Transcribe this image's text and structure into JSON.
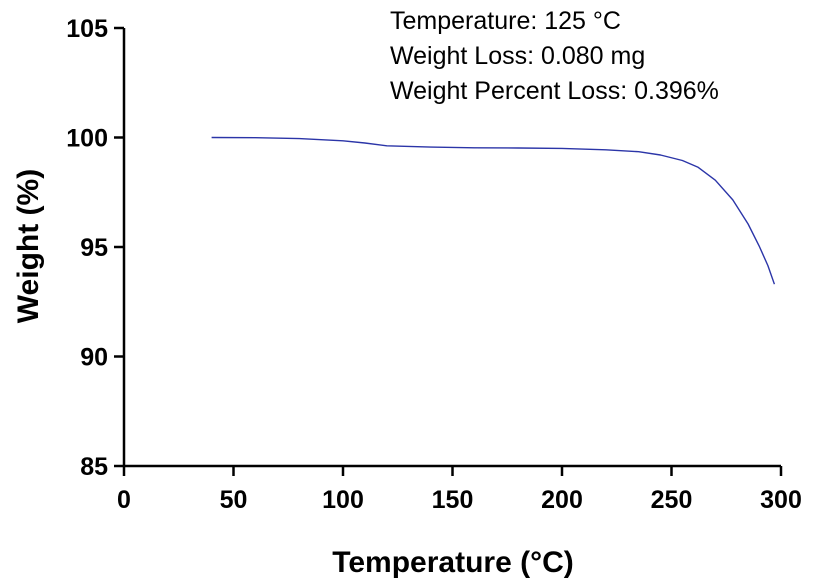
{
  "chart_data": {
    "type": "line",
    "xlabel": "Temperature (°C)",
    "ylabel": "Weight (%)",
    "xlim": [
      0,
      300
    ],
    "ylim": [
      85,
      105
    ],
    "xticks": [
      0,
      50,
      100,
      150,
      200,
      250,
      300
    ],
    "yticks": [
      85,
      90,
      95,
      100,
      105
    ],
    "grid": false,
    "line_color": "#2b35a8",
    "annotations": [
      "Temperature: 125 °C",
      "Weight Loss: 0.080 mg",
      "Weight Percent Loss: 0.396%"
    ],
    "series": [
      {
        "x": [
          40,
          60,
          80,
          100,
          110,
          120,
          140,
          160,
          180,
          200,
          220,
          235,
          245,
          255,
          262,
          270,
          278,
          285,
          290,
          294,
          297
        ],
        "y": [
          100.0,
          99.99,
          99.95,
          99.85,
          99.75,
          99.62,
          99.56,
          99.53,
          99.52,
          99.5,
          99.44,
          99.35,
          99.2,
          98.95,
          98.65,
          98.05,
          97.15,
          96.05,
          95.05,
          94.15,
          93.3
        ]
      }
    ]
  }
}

━━━━━━━━━━━━━━━━━━━━

Stated problem: Reproduce each entry verbatim, excluding any embedded images.

Result for this task:
Transcribe this image's text and structure into JSON.
{
  "chart_data": {
    "type": "line",
    "xlabel": "Temperature (°C)",
    "ylabel": "Weight (%)",
    "xlim": [
      0,
      300
    ],
    "ylim": [
      85,
      105
    ],
    "xticks": [
      0,
      50,
      100,
      150,
      200,
      250,
      300
    ],
    "yticks": [
      85,
      90,
      95,
      100,
      105
    ],
    "grid": false,
    "line_color": "#2b35a8",
    "annotations": [
      "Temperature: 125 °C",
      "Weight Loss: 0.080 mg",
      "Weight Percent Loss: 0.396%"
    ],
    "series": [
      {
        "x": [
          40,
          60,
          80,
          100,
          110,
          120,
          140,
          160,
          180,
          200,
          220,
          235,
          245,
          255,
          262,
          270,
          278,
          285,
          290,
          294,
          297
        ],
        "y": [
          100.0,
          99.99,
          99.95,
          99.85,
          99.75,
          99.62,
          99.56,
          99.53,
          99.52,
          99.5,
          99.44,
          99.35,
          99.2,
          98.95,
          98.65,
          98.05,
          97.15,
          96.05,
          95.05,
          94.15,
          93.3
        ]
      }
    ]
  }
}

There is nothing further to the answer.